## WRITTEN EXERCISE
Omit the images, then output each of the records below exactly.

## DATA EXCERPTS
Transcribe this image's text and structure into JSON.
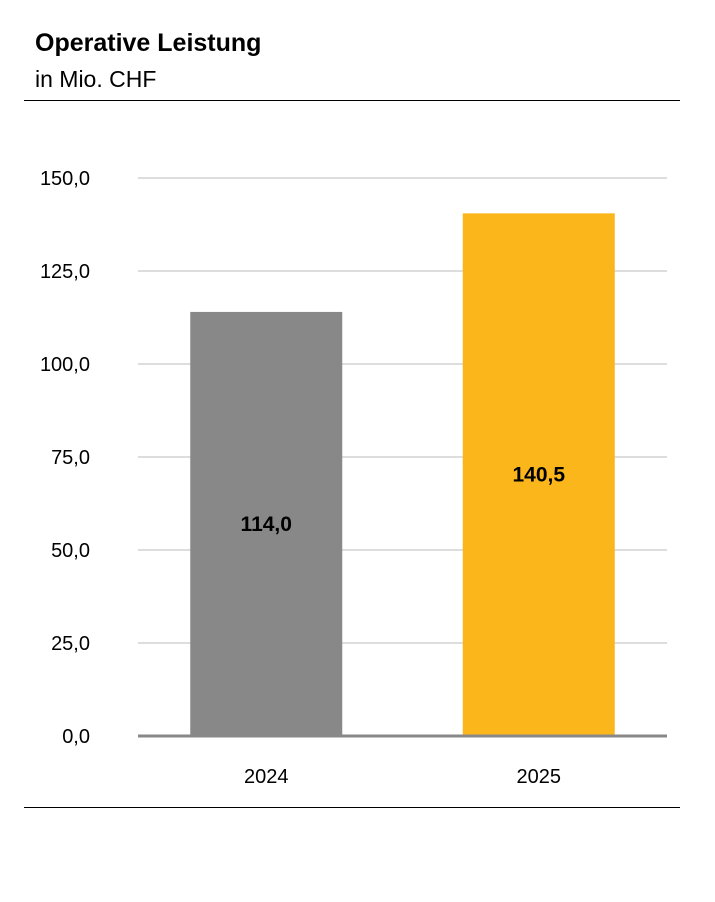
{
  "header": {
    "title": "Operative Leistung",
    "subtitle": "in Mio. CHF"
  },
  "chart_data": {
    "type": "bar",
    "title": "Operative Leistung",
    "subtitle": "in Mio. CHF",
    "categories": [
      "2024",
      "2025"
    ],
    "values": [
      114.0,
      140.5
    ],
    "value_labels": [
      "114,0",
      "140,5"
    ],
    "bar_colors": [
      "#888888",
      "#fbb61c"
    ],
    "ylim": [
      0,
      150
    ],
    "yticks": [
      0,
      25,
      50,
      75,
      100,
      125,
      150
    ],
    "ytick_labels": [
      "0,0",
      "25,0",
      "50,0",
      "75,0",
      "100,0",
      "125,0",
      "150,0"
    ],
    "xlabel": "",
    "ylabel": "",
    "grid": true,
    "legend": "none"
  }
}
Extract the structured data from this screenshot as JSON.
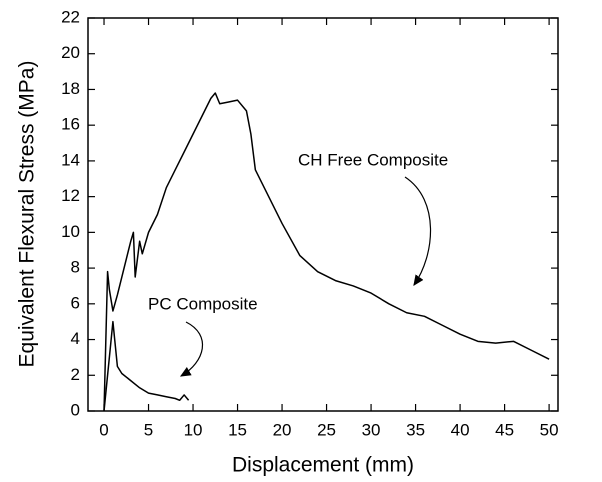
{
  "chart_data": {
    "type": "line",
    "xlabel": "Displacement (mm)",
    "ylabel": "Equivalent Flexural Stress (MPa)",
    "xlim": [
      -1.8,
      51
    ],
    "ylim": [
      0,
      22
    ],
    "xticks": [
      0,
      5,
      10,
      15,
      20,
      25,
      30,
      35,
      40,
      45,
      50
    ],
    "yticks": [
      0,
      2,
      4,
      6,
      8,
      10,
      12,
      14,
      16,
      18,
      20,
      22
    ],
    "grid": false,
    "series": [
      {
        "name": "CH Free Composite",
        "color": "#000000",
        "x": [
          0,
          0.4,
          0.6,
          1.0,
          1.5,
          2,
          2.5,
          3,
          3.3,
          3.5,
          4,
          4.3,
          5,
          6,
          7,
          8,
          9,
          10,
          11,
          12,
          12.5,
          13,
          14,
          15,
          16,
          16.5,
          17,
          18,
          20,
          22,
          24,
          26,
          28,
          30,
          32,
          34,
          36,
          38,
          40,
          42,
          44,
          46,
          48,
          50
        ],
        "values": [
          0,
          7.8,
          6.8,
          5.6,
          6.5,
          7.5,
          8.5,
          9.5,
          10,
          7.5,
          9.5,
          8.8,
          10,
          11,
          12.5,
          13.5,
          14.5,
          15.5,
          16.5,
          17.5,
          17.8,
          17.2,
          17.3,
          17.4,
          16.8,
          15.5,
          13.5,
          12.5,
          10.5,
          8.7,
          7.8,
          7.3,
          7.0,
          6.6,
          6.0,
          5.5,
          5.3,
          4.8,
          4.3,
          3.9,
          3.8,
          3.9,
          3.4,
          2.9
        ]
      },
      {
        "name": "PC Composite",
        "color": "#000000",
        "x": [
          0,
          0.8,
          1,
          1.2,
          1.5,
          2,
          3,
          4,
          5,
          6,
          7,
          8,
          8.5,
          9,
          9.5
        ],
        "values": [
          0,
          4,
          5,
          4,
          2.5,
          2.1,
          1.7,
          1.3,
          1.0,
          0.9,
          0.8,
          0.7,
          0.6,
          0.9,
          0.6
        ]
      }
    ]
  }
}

## FINAL RESULT
Transcribe this image's text and structure into JSON.
{
  "header": {
    "title": "Operative Leistung",
    "subtitle": "in Mio. CHF"
  },
  "chart_data": {
    "type": "bar",
    "title": "Operative Leistung",
    "subtitle": "in Mio. CHF",
    "categories": [
      "2024",
      "2025"
    ],
    "values": [
      114.0,
      140.5
    ],
    "value_labels": [
      "114,0",
      "140,5"
    ],
    "bar_colors": [
      "#888888",
      "#fbb61c"
    ],
    "ylim": [
      0,
      150
    ],
    "yticks": [
      0,
      25,
      50,
      75,
      100,
      125,
      150
    ],
    "ytick_labels": [
      "0,0",
      "25,0",
      "50,0",
      "75,0",
      "100,0",
      "125,0",
      "150,0"
    ],
    "xlabel": "",
    "ylabel": "",
    "grid": true,
    "legend": "none"
  }
}
Extract the structured data from this screenshot as JSON.
{
  "chart_data": {
    "type": "line",
    "xlabel": "Displacement (mm)",
    "ylabel": "Equivalent Flexural Stress (MPa)",
    "xlim": [
      -1.8,
      51
    ],
    "ylim": [
      0,
      22
    ],
    "xticks": [
      0,
      5,
      10,
      15,
      20,
      25,
      30,
      35,
      40,
      45,
      50
    ],
    "yticks": [
      0,
      2,
      4,
      6,
      8,
      10,
      12,
      14,
      16,
      18,
      20,
      22
    ],
    "grid": false,
    "series": [
      {
        "name": "CH Free Composite",
        "color": "#000000",
        "x": [
          0,
          0.4,
          0.6,
          1.0,
          1.5,
          2,
          2.5,
          3,
          3.3,
          3.5,
          4,
          4.3,
          5,
          6,
          7,
          8,
          9,
          10,
          11,
          12,
          12.5,
          13,
          14,
          15,
          16,
          16.5,
          17,
          18,
          20,
          22,
          24,
          26,
          28,
          30,
          32,
          34,
          36,
          38,
          40,
          42,
          44,
          46,
          48,
          50
        ],
        "values": [
          0,
          7.8,
          6.8,
          5.6,
          6.5,
          7.5,
          8.5,
          9.5,
          10,
          7.5,
          9.5,
          8.8,
          10,
          11,
          12.5,
          13.5,
          14.5,
          15.5,
          16.5,
          17.5,
          17.8,
          17.2,
          17.3,
          17.4,
          16.8,
          15.5,
          13.5,
          12.5,
          10.5,
          8.7,
          7.8,
          7.3,
          7.0,
          6.6,
          6.0,
          5.5,
          5.3,
          4.8,
          4.3,
          3.9,
          3.8,
          3.9,
          3.4,
          2.9
        ]
      },
      {
        "name": "PC Composite",
        "color": "#000000",
        "x": [
          0,
          0.8,
          1,
          1.2,
          1.5,
          2,
          3,
          4,
          5,
          6,
          7,
          8,
          8.5,
          9,
          9.5
        ],
        "values": [
          0,
          4,
          5,
          4,
          2.5,
          2.1,
          1.7,
          1.3,
          1.0,
          0.9,
          0.8,
          0.7,
          0.6,
          0.9,
          0.6
        ]
      }
    ]
  }
}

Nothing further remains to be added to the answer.